:: PROVIDED INFORMATION ::

....................

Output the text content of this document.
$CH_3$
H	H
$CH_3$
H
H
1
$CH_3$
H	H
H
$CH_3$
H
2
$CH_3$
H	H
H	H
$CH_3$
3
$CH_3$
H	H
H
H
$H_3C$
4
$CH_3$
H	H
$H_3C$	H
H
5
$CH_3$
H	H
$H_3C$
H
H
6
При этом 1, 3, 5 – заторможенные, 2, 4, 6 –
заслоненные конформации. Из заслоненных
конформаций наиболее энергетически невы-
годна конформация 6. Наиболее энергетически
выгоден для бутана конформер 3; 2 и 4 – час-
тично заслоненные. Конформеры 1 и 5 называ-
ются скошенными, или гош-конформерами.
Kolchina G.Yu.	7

....................

Write out the whole listing again, exactly as it stands.

:: RIGHT ANSWER ::
Output the text content of this document.
$CH_3$
H	H
$CH_3$
H
H
1
$CH_3$
H	H
H
$CH_3$
H
2
$CH_3$
H	H
H	H
$CH_3$
3
$CH_3$
H	H
H
H
$H_3C$
4
$CH_3$
H	H
$H_3C$	H
H
5
$CH_3$
H	H
$H_3C$
H
H
6
При этом 1, 3, 5 – заторможенные, 2, 4, 6 –
заслоненные конформации. Из заслоненных
конформаций наиболее энергетически невы-
годна конформация 6. Наиболее энергетически
выгоден для бутана конформер 3; 2 и 4 – час-
тично заслоненные. Конформеры 1 и 5 называ-
ются скошенными, или гош-конформерами.
Kolchina G.Yu.	7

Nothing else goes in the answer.